Dataset rows ->
== == ==

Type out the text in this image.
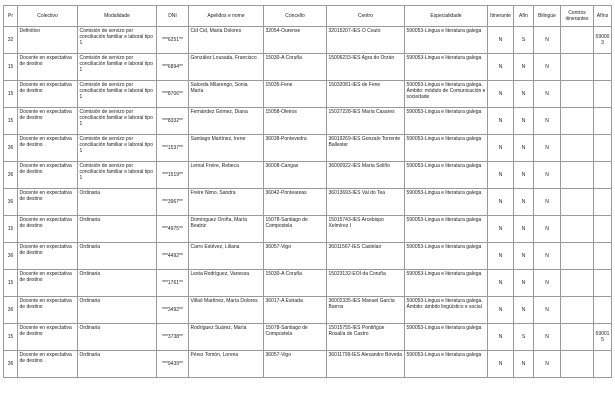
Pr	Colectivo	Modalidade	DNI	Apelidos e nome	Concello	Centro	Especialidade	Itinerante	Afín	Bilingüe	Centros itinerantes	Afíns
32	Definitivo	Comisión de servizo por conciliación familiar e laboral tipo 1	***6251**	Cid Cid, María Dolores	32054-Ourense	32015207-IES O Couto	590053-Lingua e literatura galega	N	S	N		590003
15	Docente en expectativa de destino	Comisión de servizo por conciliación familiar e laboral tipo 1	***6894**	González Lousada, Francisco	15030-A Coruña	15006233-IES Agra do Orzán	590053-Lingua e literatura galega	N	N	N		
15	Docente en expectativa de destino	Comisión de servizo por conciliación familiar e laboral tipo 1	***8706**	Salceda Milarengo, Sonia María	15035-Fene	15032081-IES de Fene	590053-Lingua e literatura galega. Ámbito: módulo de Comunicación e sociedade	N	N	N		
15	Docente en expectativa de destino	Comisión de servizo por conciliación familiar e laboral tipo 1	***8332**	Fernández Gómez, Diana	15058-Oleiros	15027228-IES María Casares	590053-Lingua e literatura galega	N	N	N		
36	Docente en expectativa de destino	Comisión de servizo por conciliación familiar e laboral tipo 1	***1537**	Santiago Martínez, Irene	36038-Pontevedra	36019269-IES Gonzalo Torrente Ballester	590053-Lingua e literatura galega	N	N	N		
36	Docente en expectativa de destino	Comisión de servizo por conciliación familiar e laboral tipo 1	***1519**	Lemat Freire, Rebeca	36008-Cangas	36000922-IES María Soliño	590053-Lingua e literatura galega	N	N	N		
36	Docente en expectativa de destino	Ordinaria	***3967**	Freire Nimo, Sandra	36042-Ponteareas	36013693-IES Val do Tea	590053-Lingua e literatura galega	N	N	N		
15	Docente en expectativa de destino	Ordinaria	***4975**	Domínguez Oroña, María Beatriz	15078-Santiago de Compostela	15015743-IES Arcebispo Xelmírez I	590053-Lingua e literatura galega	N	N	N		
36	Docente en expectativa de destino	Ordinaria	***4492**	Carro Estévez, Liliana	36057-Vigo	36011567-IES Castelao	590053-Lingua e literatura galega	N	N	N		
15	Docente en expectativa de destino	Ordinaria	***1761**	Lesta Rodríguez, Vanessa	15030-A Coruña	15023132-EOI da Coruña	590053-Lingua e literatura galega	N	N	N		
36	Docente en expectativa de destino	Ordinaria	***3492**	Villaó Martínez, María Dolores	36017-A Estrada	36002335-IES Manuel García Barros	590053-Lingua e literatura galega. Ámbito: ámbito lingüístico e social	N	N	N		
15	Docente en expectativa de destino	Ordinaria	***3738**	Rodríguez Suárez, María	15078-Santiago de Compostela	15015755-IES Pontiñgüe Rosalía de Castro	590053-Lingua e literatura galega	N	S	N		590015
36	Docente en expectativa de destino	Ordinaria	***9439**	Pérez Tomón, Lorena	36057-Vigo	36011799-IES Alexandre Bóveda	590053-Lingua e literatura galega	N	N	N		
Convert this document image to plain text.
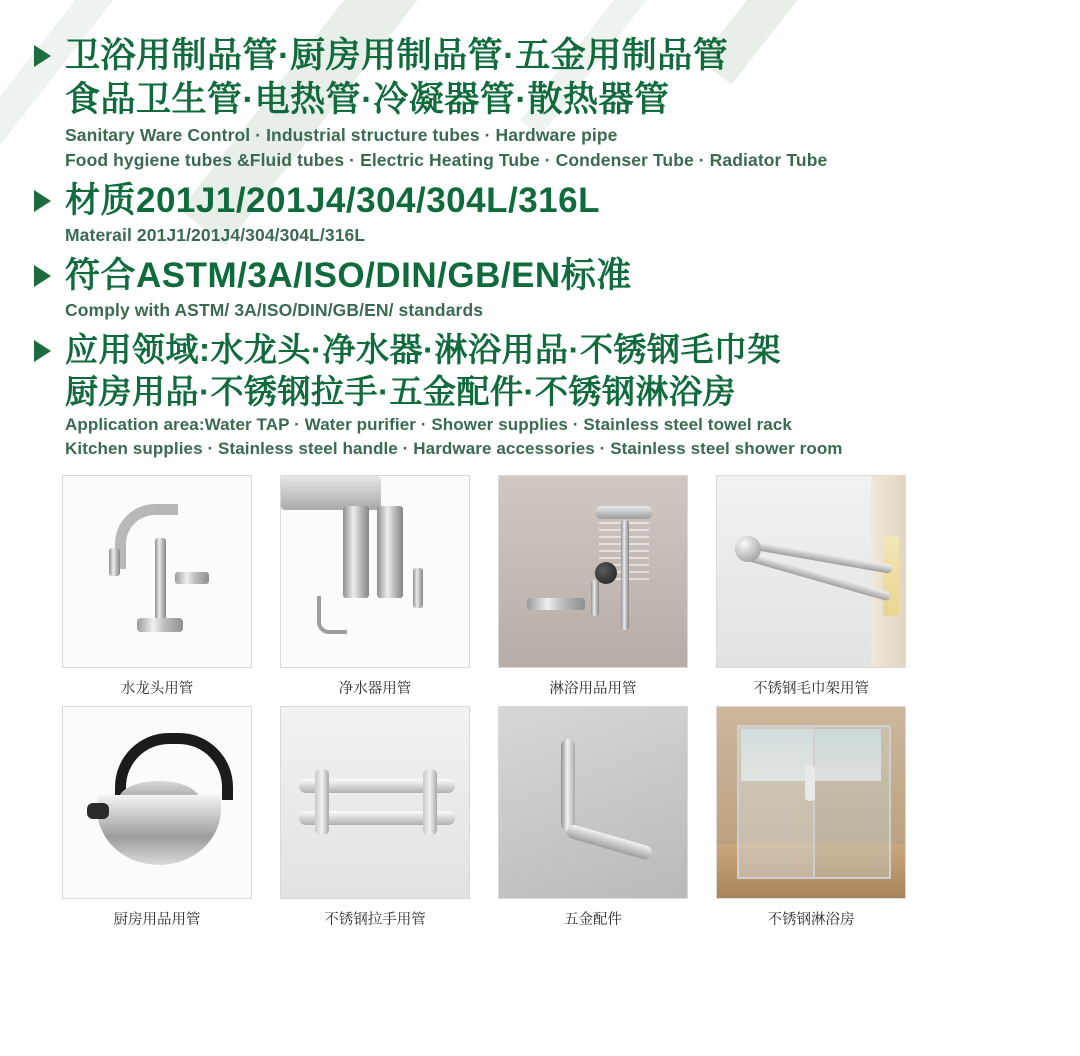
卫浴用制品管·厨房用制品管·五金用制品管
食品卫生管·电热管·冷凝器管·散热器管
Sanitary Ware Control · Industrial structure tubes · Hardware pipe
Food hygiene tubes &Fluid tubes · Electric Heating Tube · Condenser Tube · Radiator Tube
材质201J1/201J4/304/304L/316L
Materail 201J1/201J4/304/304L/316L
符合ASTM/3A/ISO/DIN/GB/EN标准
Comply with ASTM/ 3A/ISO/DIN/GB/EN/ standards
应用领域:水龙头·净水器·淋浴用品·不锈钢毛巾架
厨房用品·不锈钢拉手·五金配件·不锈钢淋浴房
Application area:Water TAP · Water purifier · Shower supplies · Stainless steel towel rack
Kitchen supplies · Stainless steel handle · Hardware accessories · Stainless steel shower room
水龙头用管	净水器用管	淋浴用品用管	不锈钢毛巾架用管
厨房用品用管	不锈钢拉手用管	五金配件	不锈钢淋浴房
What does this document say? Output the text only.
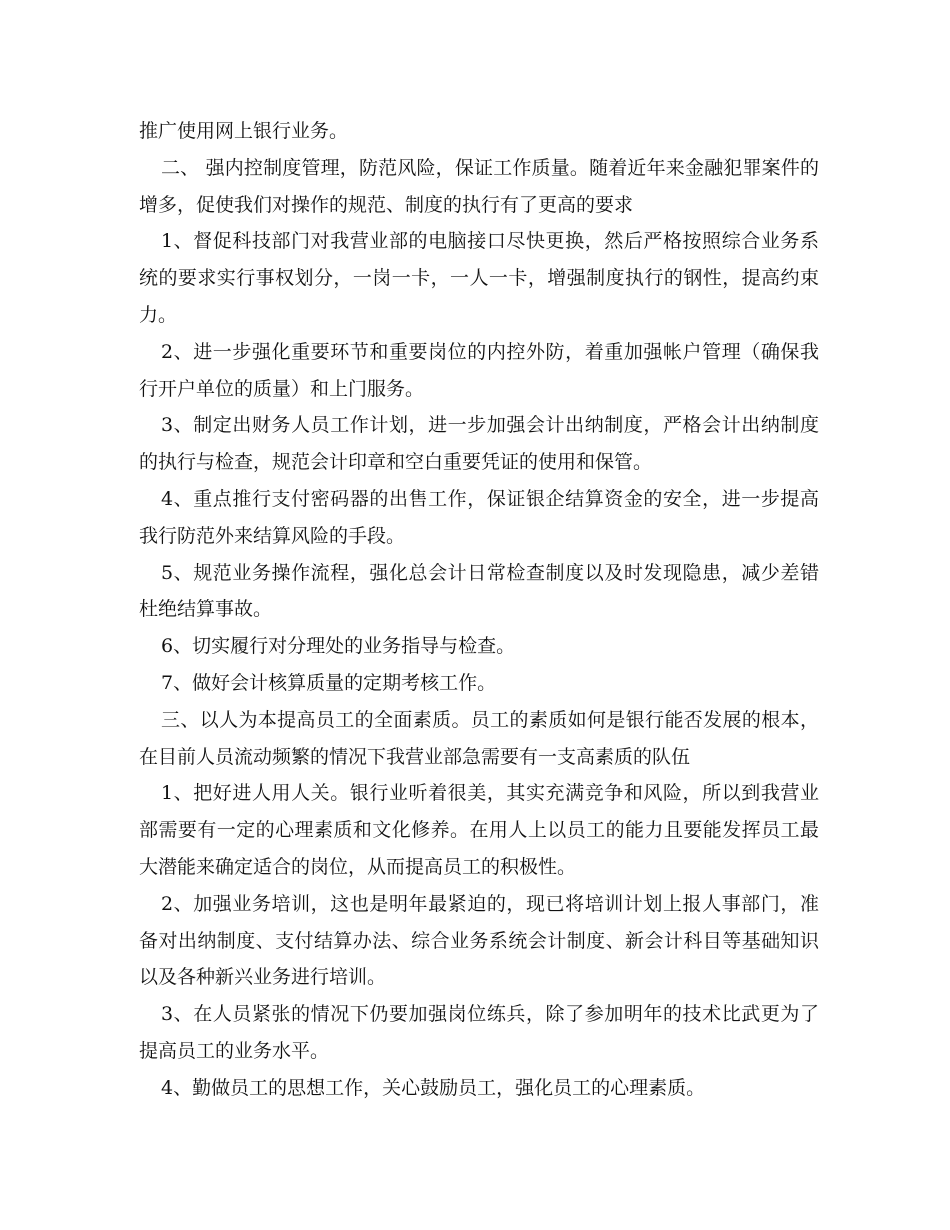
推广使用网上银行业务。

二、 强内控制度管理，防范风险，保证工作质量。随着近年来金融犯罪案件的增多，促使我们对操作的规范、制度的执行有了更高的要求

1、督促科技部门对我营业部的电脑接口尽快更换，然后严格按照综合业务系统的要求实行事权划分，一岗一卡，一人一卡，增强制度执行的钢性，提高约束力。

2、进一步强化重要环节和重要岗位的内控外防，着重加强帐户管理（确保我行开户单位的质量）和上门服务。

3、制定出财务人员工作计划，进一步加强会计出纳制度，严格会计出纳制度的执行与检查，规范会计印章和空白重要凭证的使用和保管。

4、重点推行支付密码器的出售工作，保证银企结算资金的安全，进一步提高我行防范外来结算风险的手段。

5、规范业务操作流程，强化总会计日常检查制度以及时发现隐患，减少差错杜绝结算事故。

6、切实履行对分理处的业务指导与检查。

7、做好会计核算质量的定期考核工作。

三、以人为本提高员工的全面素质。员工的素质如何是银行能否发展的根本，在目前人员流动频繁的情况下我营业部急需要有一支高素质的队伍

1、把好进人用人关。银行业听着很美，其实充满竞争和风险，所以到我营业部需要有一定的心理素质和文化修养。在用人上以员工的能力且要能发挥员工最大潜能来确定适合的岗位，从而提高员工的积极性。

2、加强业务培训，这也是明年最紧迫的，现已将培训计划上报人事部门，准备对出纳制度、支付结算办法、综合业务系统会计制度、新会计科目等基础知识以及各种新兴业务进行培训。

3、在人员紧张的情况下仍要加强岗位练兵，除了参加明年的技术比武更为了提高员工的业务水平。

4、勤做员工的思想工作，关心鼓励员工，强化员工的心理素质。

== == ==

Each line above that includes "document" should be shown.

Convert this document image to plain text.
What does this document say? Output the text only.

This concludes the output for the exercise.